DIRECTIONS >>
All of the records below must be output exactly, with no pictures carried over.
====================
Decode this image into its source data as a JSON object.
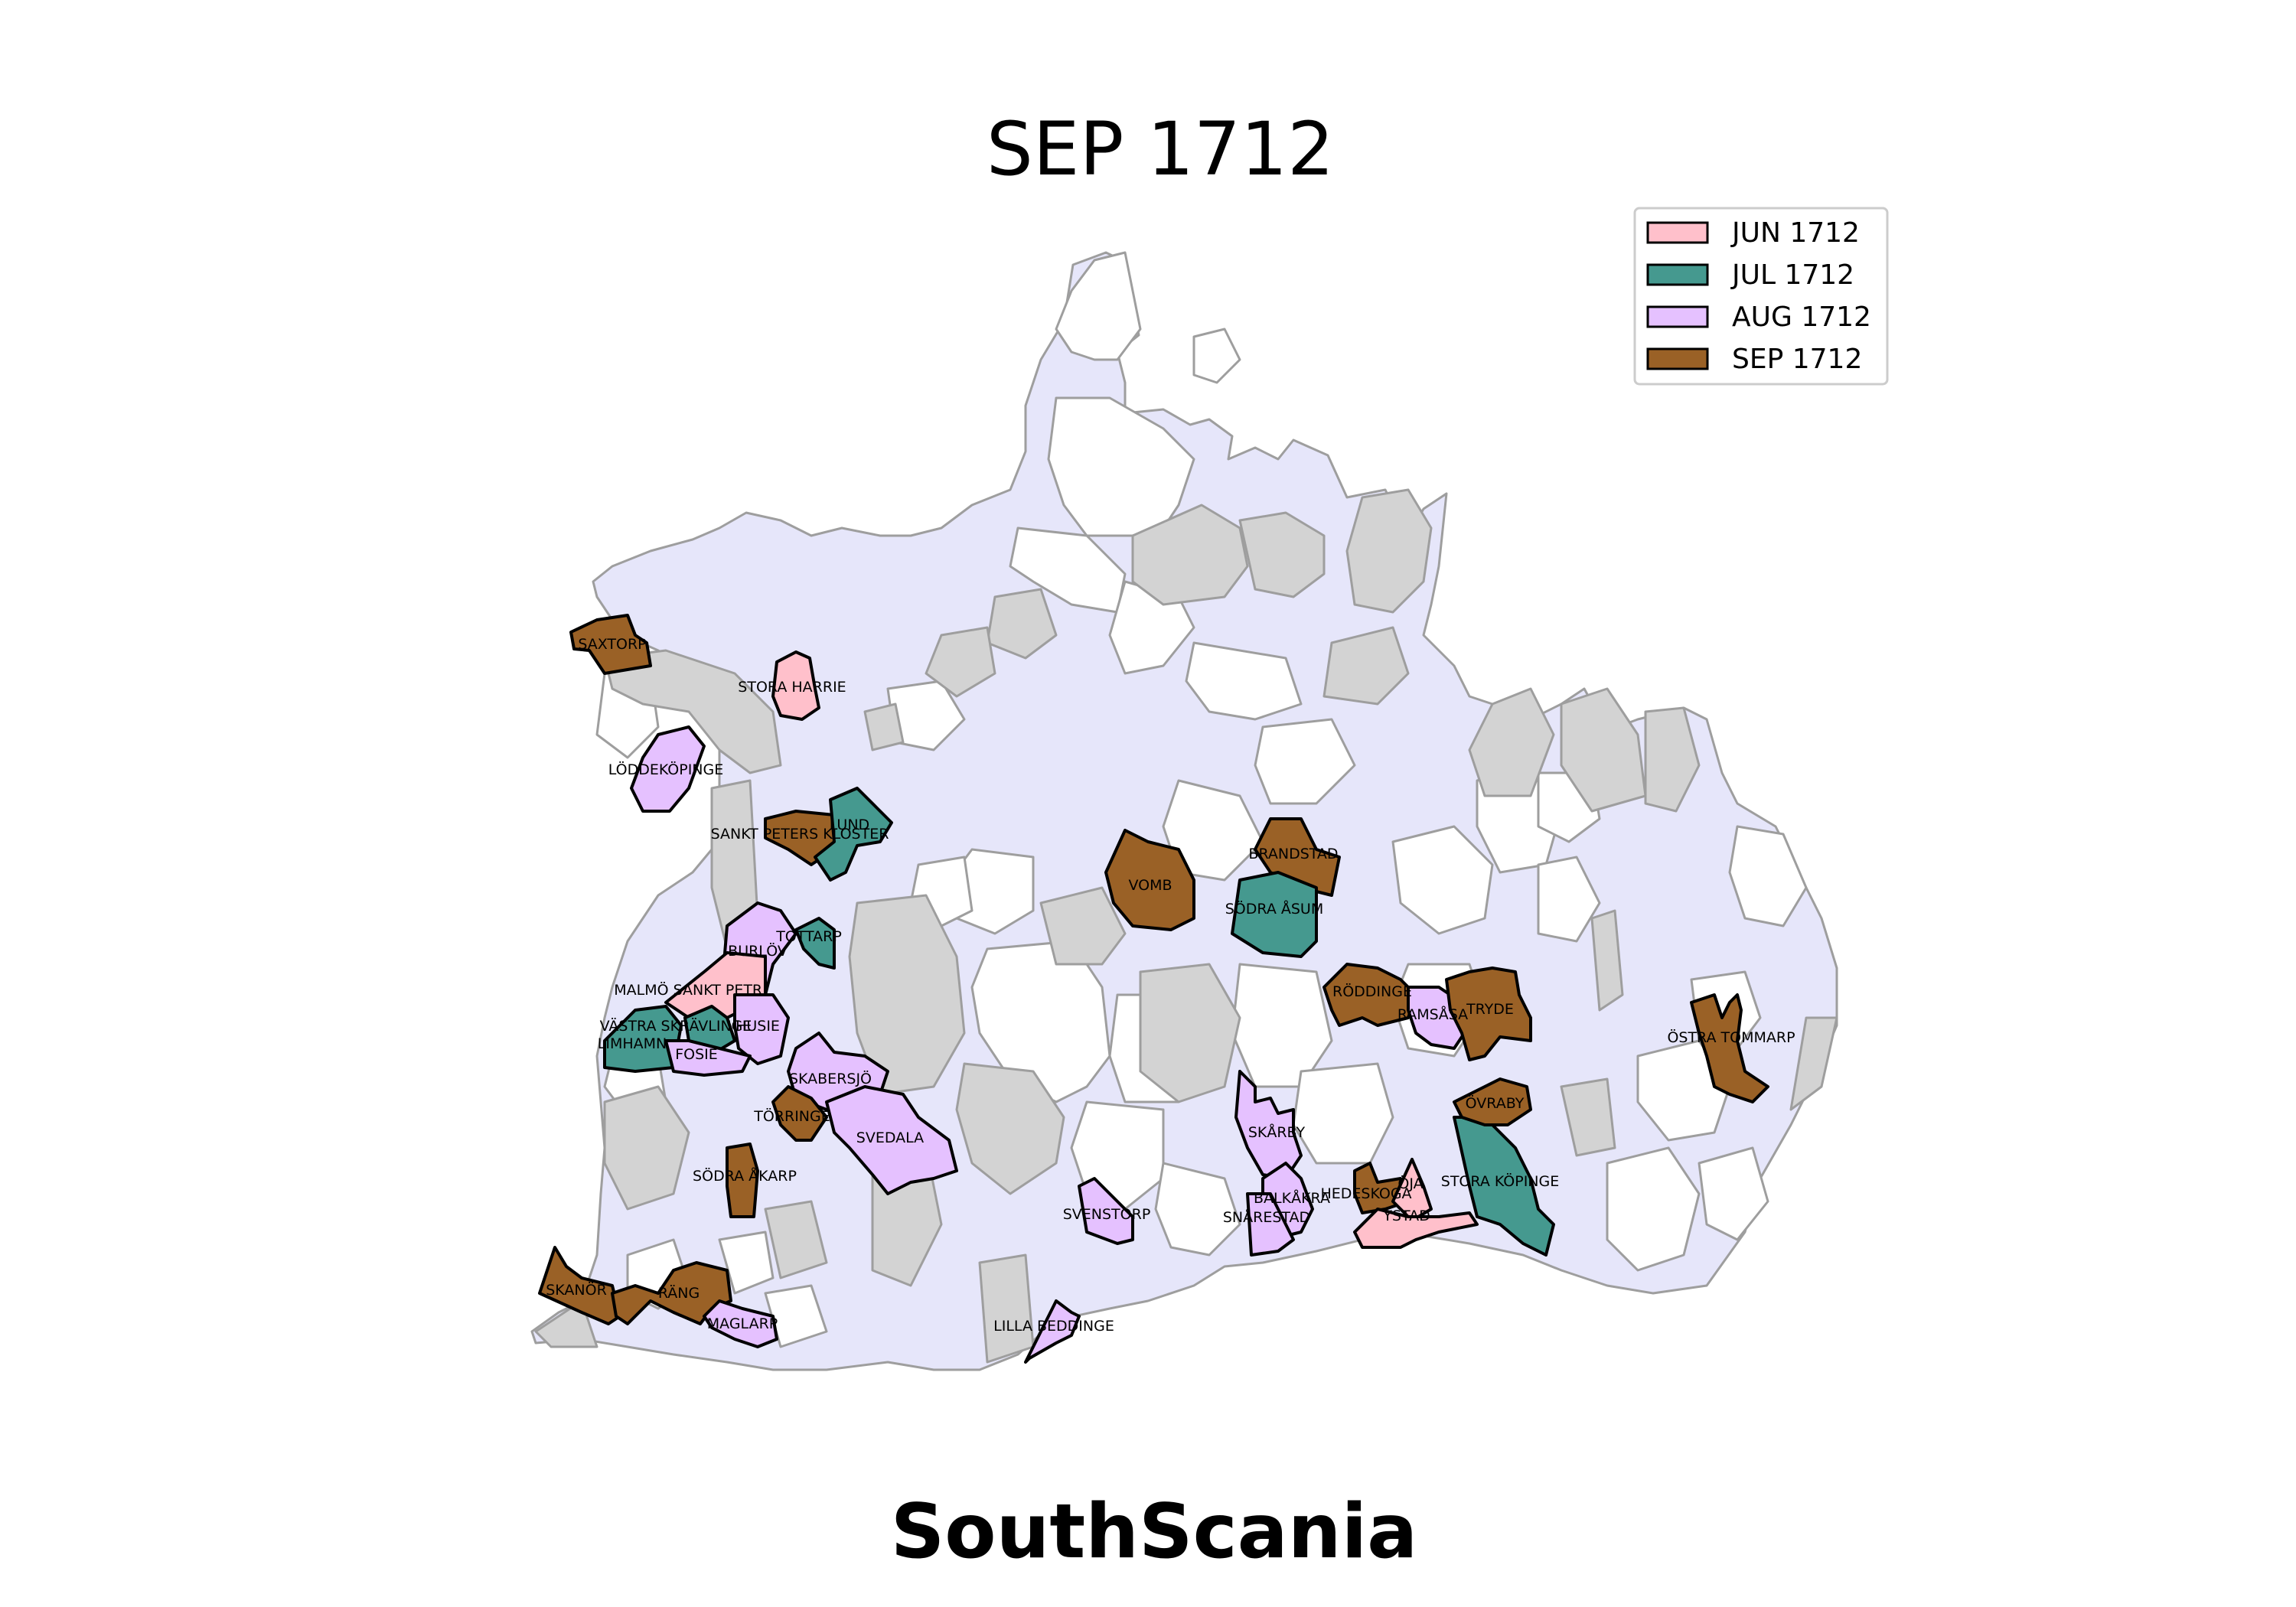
{
  "title": "SEP 1712",
  "footer": "SouthScania",
  "colors": {
    "background_region": "#e6e6fa",
    "unvisited_region": "#ffffff",
    "gray_region": "#d3d3d3",
    "border": "#9e9e9e",
    "highlight_border": "#000000"
  },
  "legend": {
    "position": "top-right",
    "items": [
      {
        "label": "JUN 1712",
        "color": "#ffc0cb"
      },
      {
        "label": "JUL 1712",
        "color": "#45998f"
      },
      {
        "label": "AUG 1712",
        "color": "#e5c1ff"
      },
      {
        "label": "SEP 1712",
        "color": "#9a6126"
      }
    ]
  },
  "parishes": [
    {
      "name": "SAXTORP",
      "period": "SEP 1712"
    },
    {
      "name": "STORA HARRIE",
      "period": "JUN 1712"
    },
    {
      "name": "LÖDDEKÖPINGE",
      "period": "AUG 1712"
    },
    {
      "name": "SANKT PETERS KLOSTER",
      "period": "SEP 1712"
    },
    {
      "name": "LUND",
      "period": "JUL 1712"
    },
    {
      "name": "VOMB",
      "period": "SEP 1712"
    },
    {
      "name": "BRANDSTAD",
      "period": "SEP 1712"
    },
    {
      "name": "SÖDRA ÅSUM",
      "period": "JUL 1712"
    },
    {
      "name": "BURLÖV",
      "period": "AUG 1712"
    },
    {
      "name": "TOTTARP",
      "period": "JUL 1712"
    },
    {
      "name": "MALMÖ SANKT PETRI",
      "period": "JUN 1712"
    },
    {
      "name": "VÄSTRA SKRÄVLINGE",
      "period": "JUL 1712"
    },
    {
      "name": "HUSIE",
      "period": "AUG 1712"
    },
    {
      "name": "LIMHAMN",
      "period": "JUL 1712"
    },
    {
      "name": "FOSIE",
      "period": "AUG 1712"
    },
    {
      "name": "SKABERSJÖ",
      "period": "AUG 1712"
    },
    {
      "name": "TÖRRINGE",
      "period": "SEP 1712"
    },
    {
      "name": "SVEDALA",
      "period": "AUG 1712"
    },
    {
      "name": "SÖDRA ÅKARP",
      "period": "SEP 1712"
    },
    {
      "name": "SKANÖR",
      "period": "SEP 1712"
    },
    {
      "name": "RÄNG",
      "period": "SEP 1712"
    },
    {
      "name": "MAGLARP",
      "period": "AUG 1712"
    },
    {
      "name": "LILLA BEDDINGE",
      "period": "AUG 1712"
    },
    {
      "name": "SVENSTORP",
      "period": "AUG 1712"
    },
    {
      "name": "SKÅRBY",
      "period": "AUG 1712"
    },
    {
      "name": "BALKÅKRA",
      "period": "AUG 1712"
    },
    {
      "name": "SNÅRESTAD",
      "period": "AUG 1712"
    },
    {
      "name": "HEDESKOGA",
      "period": "SEP 1712"
    },
    {
      "name": "ÖJA",
      "period": "JUN 1712"
    },
    {
      "name": "YSTAD",
      "period": "JUN 1712"
    },
    {
      "name": "STORA KÖPINGE",
      "period": "JUL 1712"
    },
    {
      "name": "ÖVRABY",
      "period": "SEP 1712"
    },
    {
      "name": "RÖDDINGE",
      "period": "SEP 1712"
    },
    {
      "name": "RAMSÅSA",
      "period": "AUG 1712"
    },
    {
      "name": "TRYDE",
      "period": "SEP 1712"
    },
    {
      "name": "ÖSTRA TOMMARP",
      "period": "SEP 1712"
    }
  ]
}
====================
EXERCISE RESPONSE >>
Decode this image into its source data as a JSON object.
{
  "title": "SEP 1712",
  "footer": "SouthScania",
  "colors": {
    "background_region": "#e6e6fa",
    "unvisited_region": "#ffffff",
    "gray_region": "#d3d3d3",
    "border": "#9e9e9e",
    "highlight_border": "#000000"
  },
  "legend": {
    "position": "top-right",
    "items": [
      {
        "label": "JUN 1712",
        "color": "#ffc0cb"
      },
      {
        "label": "JUL 1712",
        "color": "#45998f"
      },
      {
        "label": "AUG 1712",
        "color": "#e5c1ff"
      },
      {
        "label": "SEP 1712",
        "color": "#9a6126"
      }
    ]
  },
  "parishes": [
    {
      "name": "SAXTORP",
      "period": "SEP 1712"
    },
    {
      "name": "STORA HARRIE",
      "period": "JUN 1712"
    },
    {
      "name": "LÖDDEKÖPINGE",
      "period": "AUG 1712"
    },
    {
      "name": "SANKT PETERS KLOSTER",
      "period": "SEP 1712"
    },
    {
      "name": "LUND",
      "period": "JUL 1712"
    },
    {
      "name": "VOMB",
      "period": "SEP 1712"
    },
    {
      "name": "BRANDSTAD",
      "period": "SEP 1712"
    },
    {
      "name": "SÖDRA ÅSUM",
      "period": "JUL 1712"
    },
    {
      "name": "BURLÖV",
      "period": "AUG 1712"
    },
    {
      "name": "TOTTARP",
      "period": "JUL 1712"
    },
    {
      "name": "MALMÖ SANKT PETRI",
      "period": "JUN 1712"
    },
    {
      "name": "VÄSTRA SKRÄVLINGE",
      "period": "JUL 1712"
    },
    {
      "name": "HUSIE",
      "period": "AUG 1712"
    },
    {
      "name": "LIMHAMN",
      "period": "JUL 1712"
    },
    {
      "name": "FOSIE",
      "period": "AUG 1712"
    },
    {
      "name": "SKABERSJÖ",
      "period": "AUG 1712"
    },
    {
      "name": "TÖRRINGE",
      "period": "SEP 1712"
    },
    {
      "name": "SVEDALA",
      "period": "AUG 1712"
    },
    {
      "name": "SÖDRA ÅKARP",
      "period": "SEP 1712"
    },
    {
      "name": "SKANÖR",
      "period": "SEP 1712"
    },
    {
      "name": "RÄNG",
      "period": "SEP 1712"
    },
    {
      "name": "MAGLARP",
      "period": "AUG 1712"
    },
    {
      "name": "LILLA BEDDINGE",
      "period": "AUG 1712"
    },
    {
      "name": "SVENSTORP",
      "period": "AUG 1712"
    },
    {
      "name": "SKÅRBY",
      "period": "AUG 1712"
    },
    {
      "name": "BALKÅKRA",
      "period": "AUG 1712"
    },
    {
      "name": "SNÅRESTAD",
      "period": "AUG 1712"
    },
    {
      "name": "HEDESKOGA",
      "period": "SEP 1712"
    },
    {
      "name": "ÖJA",
      "period": "JUN 1712"
    },
    {
      "name": "YSTAD",
      "period": "JUN 1712"
    },
    {
      "name": "STORA KÖPINGE",
      "period": "JUL 1712"
    },
    {
      "name": "ÖVRABY",
      "period": "SEP 1712"
    },
    {
      "name": "RÖDDINGE",
      "period": "SEP 1712"
    },
    {
      "name": "RAMSÅSA",
      "period": "AUG 1712"
    },
    {
      "name": "TRYDE",
      "period": "SEP 1712"
    },
    {
      "name": "ÖSTRA TOMMARP",
      "period": "SEP 1712"
    }
  ]
}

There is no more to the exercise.